» **Aim**: Emit the data below verbatim, stripping out any pictures.

** Begin **

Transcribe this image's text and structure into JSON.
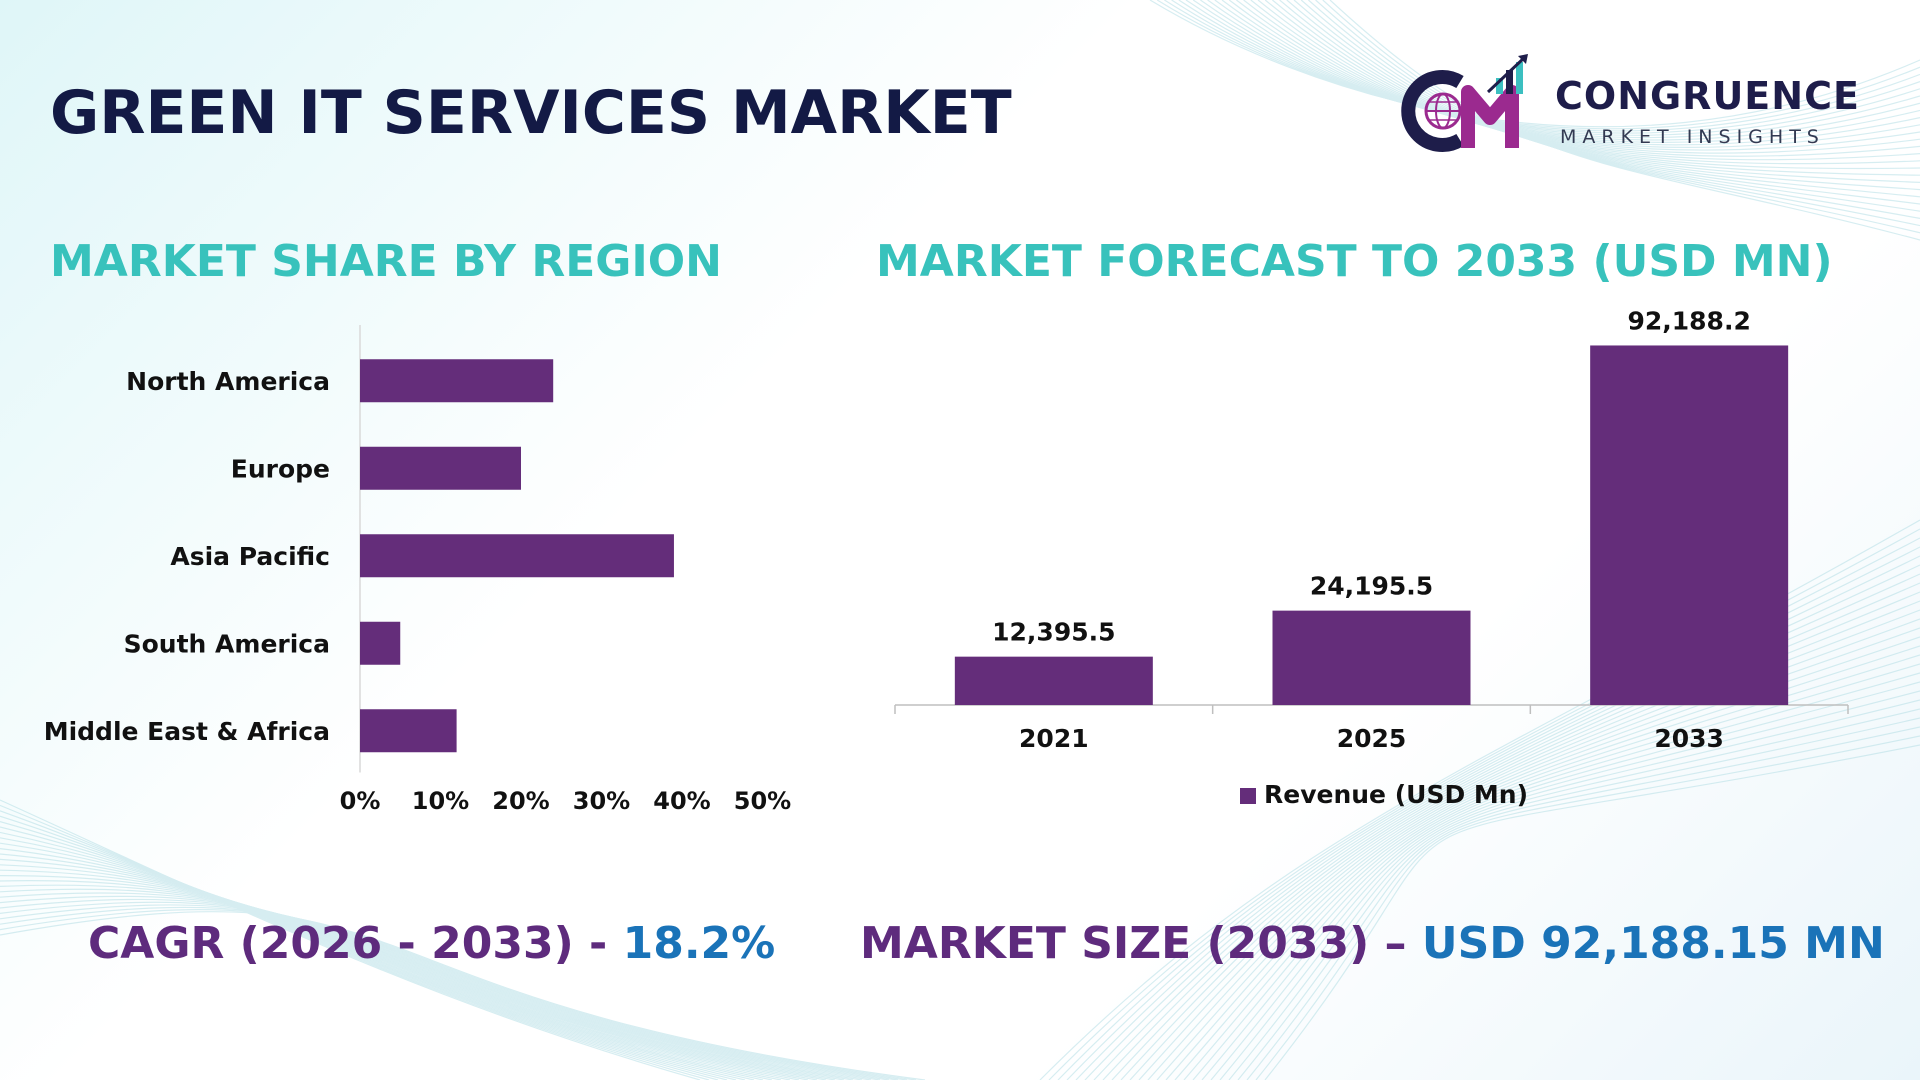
{
  "title": "GREEN IT SERVICES MARKET",
  "logo": {
    "name": "CONGRUENCE",
    "tagline": "MARKET INSIGHTS",
    "icon": "cm-globe-chart-icon",
    "colors": {
      "dark": "#1e1d4a",
      "accent": "#9b2a8f",
      "teal": "#3bbfc0"
    }
  },
  "colors": {
    "title": "#131a45",
    "section_title": "#38c2bc",
    "bar": "#642d7a",
    "stat_label": "#5e2b7d",
    "stat_value": "#1a73b8"
  },
  "chart_data": [
    {
      "type": "bar",
      "orientation": "horizontal",
      "title": "MARKET SHARE BY REGION",
      "categories": [
        "North America",
        "Europe",
        "Asia Pacific",
        "South America",
        "Middle East & Africa"
      ],
      "values": [
        24,
        20,
        39,
        5,
        12
      ],
      "unit": "%",
      "xlim": [
        0,
        50
      ],
      "xticks": [
        "0%",
        "10%",
        "20%",
        "30%",
        "40%",
        "50%"
      ],
      "grid": false,
      "legend": "none"
    },
    {
      "type": "bar",
      "title": "MARKET FORECAST TO 2033 (USD MN)",
      "categories": [
        "2021",
        "2025",
        "2033"
      ],
      "series": [
        {
          "name": "Revenue (USD Mn)",
          "values": [
            12395.5,
            24195.5,
            92188.2
          ]
        }
      ],
      "data_labels": [
        "12,395.5",
        "24,195.5",
        "92,188.2"
      ],
      "ylim": [
        0,
        100000
      ],
      "grid": false,
      "legend": "bottom"
    }
  ],
  "stats": {
    "cagr_label": "CAGR (2026 - 2033) - ",
    "cagr_value": "18.2%",
    "size_label": "MARKET SIZE (2033) – ",
    "size_value": "USD 92,188.15 MN"
  }
}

** End **

» **Correct output**:
Transcribe this image's text and structure into JSON.
{
  "title": "GREEN IT SERVICES MARKET",
  "logo": {
    "name": "CONGRUENCE",
    "tagline": "MARKET INSIGHTS",
    "icon": "cm-globe-chart-icon",
    "colors": {
      "dark": "#1e1d4a",
      "accent": "#9b2a8f",
      "teal": "#3bbfc0"
    }
  },
  "colors": {
    "title": "#131a45",
    "section_title": "#38c2bc",
    "bar": "#642d7a",
    "stat_label": "#5e2b7d",
    "stat_value": "#1a73b8"
  },
  "chart_data": [
    {
      "type": "bar",
      "orientation": "horizontal",
      "title": "MARKET SHARE BY REGION",
      "categories": [
        "North America",
        "Europe",
        "Asia Pacific",
        "South America",
        "Middle East & Africa"
      ],
      "values": [
        24,
        20,
        39,
        5,
        12
      ],
      "unit": "%",
      "xlim": [
        0,
        50
      ],
      "xticks": [
        "0%",
        "10%",
        "20%",
        "30%",
        "40%",
        "50%"
      ],
      "grid": false,
      "legend": "none"
    },
    {
      "type": "bar",
      "title": "MARKET FORECAST TO 2033 (USD MN)",
      "categories": [
        "2021",
        "2025",
        "2033"
      ],
      "series": [
        {
          "name": "Revenue (USD Mn)",
          "values": [
            12395.5,
            24195.5,
            92188.2
          ]
        }
      ],
      "data_labels": [
        "12,395.5",
        "24,195.5",
        "92,188.2"
      ],
      "ylim": [
        0,
        100000
      ],
      "grid": false,
      "legend": "bottom"
    }
  ],
  "stats": {
    "cagr_label": "CAGR (2026 - 2033) - ",
    "cagr_value": "18.2%",
    "size_label": "MARKET SIZE (2033) – ",
    "size_value": "USD 92,188.15 MN"
  }
}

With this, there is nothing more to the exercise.